Start of SUPPLIED INFORMATION
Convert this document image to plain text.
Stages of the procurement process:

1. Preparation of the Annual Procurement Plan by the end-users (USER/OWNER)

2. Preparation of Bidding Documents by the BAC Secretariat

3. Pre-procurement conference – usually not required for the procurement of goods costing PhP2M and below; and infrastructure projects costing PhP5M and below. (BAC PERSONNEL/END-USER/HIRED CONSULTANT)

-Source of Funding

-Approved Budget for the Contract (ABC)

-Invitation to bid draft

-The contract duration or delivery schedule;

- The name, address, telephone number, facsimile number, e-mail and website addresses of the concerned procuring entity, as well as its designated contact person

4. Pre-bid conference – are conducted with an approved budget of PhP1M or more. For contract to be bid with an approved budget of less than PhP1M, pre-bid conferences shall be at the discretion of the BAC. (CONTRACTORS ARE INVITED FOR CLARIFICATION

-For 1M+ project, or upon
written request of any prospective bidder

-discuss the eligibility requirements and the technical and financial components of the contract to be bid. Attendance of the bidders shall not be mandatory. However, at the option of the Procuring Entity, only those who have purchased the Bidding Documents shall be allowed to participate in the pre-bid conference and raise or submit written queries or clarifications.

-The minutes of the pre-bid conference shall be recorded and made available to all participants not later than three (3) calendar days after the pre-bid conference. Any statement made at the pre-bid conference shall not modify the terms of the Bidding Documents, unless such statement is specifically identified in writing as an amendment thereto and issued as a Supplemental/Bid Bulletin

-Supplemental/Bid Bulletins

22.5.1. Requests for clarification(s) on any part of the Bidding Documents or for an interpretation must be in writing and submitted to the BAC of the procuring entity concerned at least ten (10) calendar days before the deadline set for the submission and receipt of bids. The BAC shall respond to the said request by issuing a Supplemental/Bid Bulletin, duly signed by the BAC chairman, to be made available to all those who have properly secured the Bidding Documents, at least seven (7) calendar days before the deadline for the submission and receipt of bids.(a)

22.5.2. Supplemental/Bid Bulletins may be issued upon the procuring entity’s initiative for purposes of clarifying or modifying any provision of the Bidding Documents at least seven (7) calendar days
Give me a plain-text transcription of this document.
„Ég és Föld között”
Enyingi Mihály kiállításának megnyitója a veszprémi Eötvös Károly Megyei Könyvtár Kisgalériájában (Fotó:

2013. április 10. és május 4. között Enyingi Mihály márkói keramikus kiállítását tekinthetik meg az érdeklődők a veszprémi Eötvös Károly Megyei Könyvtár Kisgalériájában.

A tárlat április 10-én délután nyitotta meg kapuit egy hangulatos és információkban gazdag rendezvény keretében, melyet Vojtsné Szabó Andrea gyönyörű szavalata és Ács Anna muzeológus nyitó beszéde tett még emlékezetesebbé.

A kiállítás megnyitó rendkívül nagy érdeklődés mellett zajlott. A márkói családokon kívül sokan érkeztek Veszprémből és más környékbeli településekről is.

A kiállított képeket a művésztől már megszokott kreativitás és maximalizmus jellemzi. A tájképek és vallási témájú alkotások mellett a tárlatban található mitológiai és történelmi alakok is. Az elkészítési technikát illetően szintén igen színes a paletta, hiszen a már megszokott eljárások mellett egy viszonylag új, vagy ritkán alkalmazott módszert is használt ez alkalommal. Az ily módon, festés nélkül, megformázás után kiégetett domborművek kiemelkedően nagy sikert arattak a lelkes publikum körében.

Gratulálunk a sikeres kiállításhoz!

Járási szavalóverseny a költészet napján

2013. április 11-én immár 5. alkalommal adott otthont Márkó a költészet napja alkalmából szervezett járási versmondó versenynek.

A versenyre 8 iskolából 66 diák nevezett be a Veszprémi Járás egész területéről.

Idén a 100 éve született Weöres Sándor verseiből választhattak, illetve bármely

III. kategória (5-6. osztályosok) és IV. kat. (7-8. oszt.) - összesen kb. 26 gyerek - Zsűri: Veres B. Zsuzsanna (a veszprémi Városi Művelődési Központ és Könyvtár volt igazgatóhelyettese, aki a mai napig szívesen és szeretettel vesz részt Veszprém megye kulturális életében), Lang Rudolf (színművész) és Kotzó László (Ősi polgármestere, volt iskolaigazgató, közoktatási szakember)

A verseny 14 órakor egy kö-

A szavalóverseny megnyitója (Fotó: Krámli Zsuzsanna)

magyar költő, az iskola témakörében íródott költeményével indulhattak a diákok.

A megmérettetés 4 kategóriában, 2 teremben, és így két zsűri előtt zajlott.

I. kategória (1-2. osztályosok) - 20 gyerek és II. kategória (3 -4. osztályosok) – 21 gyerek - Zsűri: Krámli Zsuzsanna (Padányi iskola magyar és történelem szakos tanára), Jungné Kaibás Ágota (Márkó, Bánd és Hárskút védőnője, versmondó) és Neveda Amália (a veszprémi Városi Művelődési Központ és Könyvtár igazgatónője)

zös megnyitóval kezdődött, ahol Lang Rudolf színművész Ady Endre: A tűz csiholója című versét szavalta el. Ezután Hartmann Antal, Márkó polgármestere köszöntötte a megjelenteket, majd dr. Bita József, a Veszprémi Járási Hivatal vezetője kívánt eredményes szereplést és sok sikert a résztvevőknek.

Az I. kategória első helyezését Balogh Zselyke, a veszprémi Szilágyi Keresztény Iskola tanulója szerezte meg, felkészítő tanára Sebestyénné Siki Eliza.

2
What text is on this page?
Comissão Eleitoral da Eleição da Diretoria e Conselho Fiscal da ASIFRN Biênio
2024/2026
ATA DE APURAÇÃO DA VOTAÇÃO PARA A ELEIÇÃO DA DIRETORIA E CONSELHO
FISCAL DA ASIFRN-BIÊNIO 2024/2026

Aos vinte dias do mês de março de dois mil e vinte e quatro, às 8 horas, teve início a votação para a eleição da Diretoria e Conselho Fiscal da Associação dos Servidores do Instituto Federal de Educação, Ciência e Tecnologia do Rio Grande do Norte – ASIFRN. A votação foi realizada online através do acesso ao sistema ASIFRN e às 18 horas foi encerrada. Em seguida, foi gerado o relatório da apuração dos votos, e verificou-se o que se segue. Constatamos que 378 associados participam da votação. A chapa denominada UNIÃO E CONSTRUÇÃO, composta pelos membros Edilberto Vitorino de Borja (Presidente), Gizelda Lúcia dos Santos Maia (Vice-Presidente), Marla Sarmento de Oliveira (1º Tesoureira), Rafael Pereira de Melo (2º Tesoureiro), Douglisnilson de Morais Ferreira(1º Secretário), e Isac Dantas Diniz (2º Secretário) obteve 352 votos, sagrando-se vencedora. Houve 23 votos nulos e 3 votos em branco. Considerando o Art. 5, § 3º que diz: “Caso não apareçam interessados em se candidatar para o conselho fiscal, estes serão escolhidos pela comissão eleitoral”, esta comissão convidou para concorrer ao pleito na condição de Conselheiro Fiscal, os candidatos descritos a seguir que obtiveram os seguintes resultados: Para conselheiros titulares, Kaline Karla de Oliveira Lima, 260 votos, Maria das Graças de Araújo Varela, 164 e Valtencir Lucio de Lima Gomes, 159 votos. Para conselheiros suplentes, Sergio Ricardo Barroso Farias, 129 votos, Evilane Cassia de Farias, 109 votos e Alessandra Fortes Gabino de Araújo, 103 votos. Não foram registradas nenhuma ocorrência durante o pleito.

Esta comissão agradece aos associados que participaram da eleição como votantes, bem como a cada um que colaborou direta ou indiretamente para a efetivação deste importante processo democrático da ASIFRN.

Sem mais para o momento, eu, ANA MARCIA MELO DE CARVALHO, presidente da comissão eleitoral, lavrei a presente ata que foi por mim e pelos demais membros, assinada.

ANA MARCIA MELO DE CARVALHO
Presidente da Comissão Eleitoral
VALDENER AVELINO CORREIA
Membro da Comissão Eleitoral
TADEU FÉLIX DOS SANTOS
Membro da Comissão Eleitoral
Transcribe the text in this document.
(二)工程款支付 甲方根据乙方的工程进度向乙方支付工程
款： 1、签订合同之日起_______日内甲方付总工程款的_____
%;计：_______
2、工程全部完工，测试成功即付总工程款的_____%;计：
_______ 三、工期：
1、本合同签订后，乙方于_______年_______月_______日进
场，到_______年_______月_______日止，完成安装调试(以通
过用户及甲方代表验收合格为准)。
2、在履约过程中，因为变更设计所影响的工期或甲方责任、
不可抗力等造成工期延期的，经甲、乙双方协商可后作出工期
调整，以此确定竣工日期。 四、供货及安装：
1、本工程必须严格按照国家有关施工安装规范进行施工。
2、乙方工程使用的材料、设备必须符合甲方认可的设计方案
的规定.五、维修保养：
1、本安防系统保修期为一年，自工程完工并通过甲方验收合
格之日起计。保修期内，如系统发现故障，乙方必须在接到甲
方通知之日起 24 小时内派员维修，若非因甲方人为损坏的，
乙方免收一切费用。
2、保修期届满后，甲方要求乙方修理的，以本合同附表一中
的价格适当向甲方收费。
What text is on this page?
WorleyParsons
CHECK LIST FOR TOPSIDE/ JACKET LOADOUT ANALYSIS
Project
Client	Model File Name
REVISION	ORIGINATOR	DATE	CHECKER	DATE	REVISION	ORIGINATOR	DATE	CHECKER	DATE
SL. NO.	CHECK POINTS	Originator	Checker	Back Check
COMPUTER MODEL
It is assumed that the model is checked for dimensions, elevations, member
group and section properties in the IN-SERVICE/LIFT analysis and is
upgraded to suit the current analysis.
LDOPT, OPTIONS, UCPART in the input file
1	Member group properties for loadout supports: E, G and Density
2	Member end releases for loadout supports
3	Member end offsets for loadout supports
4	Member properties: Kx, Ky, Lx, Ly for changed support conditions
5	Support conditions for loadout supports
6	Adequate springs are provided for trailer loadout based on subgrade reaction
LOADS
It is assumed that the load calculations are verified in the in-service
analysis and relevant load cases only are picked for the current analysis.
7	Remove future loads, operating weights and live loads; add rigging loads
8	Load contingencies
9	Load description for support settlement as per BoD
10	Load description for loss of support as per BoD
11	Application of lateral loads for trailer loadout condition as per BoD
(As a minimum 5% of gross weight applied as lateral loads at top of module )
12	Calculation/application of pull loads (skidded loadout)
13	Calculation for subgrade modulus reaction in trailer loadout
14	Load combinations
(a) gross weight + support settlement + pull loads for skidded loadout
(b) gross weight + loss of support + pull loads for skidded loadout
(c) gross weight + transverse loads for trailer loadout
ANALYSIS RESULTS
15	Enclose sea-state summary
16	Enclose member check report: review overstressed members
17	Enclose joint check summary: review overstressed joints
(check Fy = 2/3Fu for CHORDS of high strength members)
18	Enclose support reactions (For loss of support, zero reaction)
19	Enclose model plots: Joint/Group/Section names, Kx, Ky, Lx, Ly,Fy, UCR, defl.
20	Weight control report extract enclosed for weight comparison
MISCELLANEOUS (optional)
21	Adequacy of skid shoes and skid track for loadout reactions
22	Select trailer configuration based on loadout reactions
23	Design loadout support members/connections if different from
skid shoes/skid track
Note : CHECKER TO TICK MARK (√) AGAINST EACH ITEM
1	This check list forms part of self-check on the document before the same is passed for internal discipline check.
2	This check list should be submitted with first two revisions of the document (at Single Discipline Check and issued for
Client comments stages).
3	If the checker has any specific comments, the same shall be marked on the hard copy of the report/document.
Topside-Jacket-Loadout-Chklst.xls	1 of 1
End of SUPPLIED INFORMATION
§ TASK INSTRUCTIONS: Copy every line that includes the string "polgármestere" from the material above.

§ THE REPLY:
III. kategória (5-6. osztályosok) és IV. kat. (7-8. oszt.) - összesen kb. 26 gyerek - Zsűri: Veres B. Zsuzsanna (a veszprémi Városi Művelődési Központ és Könyvtár volt igazgatóhelyettese, aki a mai napig szívesen és szeretettel vesz részt Veszprém megye kulturális életében), Lang Rudolf (színművész) és Kotzó László (Ősi polgármestere, volt iskolaigazgató, közoktatási szakember)
zös megnyitóval kezdődött, ahol Lang Rudolf színművész Ady Endre: A tűz csiholója című versét szavalta el. Ezután Hartmann Antal, Márkó polgármestere köszöntötte a megjelenteket, majd dr. Bita József, a Veszprémi Járási Hivatal vezetője kívánt eredményes szereplést és sok sikert a résztvevőknek.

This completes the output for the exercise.